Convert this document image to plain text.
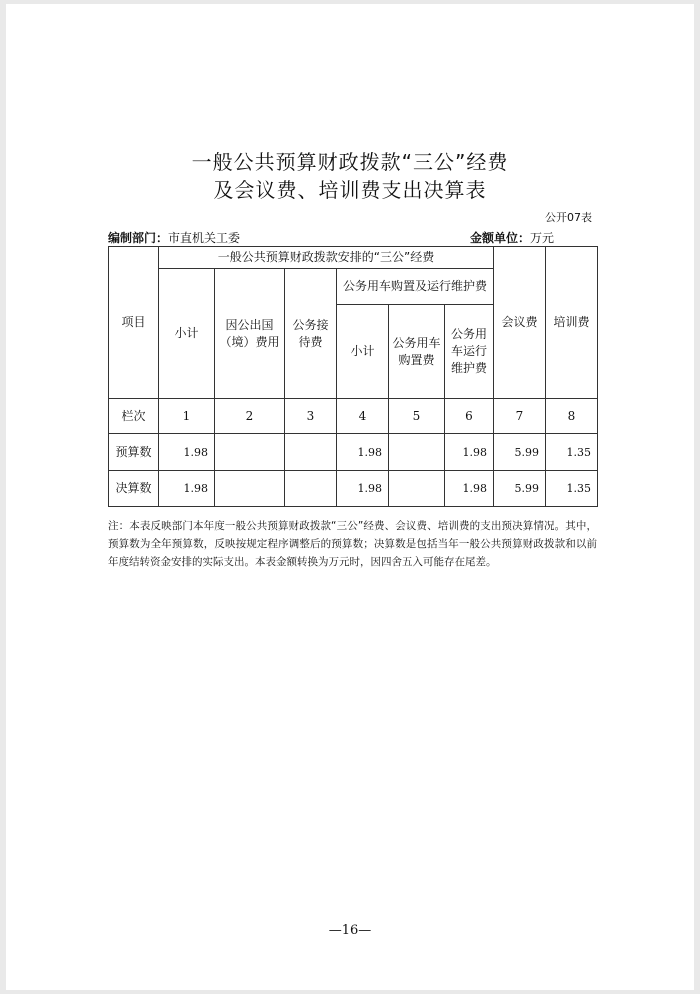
一般公共预算财政拨款“三公”经费
及会议费、培训费支出决算表
公开07表
编制部门：市直机关工委	金额单位：万元
项目	一般公共预算财政拨款安排的“三公”经费						会议费	培训费
	小计	因公出国（境）费用	公务接待费	公务用车购置及运行维护费				
				小计	公务用车购置费	公务用车运行维护费		
栏次	1	2	3	4	5	6	7	8
预算数	1.98			1.98		1.98	5.99	1.35
决算数	1.98			1.98		1.98	5.99	1.35
注：本表反映部门本年度一般公共预算财政拨款“三公”经费、会议费、培训费的支出预决算情况。其中，预算数为全年预算数，反映按规定程序调整后的预算数；决算数是包括当年一般公共预算财政拨款和以前年度结转资金安排的实际支出。本表金额转换为万元时，因四舍五入可能存在尾差。
—16—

____________

▶ [Your instructions]:
The records above are to be reproduced exactly; the pictures are to be left out.

▶ [Result for this exercise]:
Convert this document image to plain text.
一般公共预算财政拨款“三公”经费
及会议费、培训费支出决算表
公开07表
编制部门：市直机关工委	金额单位：万元
项目	一般公共预算财政拨款安排的“三公”经费						会议费	培训费
	小计	因公出国（境）费用	公务接待费	公务用车购置及运行维护费				
				小计	公务用车购置费	公务用车运行维护费		
栏次	1	2	3	4	5	6	7	8
预算数	1.98			1.98		1.98	5.99	1.35
决算数	1.98			1.98		1.98	5.99	1.35
注：本表反映部门本年度一般公共预算财政拨款“三公”经费、会议费、培训费的支出预决算情况。其中，预算数为全年预算数，反映按规定程序调整后的预算数；决算数是包括当年一般公共预算财政拨款和以前年度结转资金安排的实际支出。本表金额转换为万元时，因四舍五入可能存在尾差。
—16—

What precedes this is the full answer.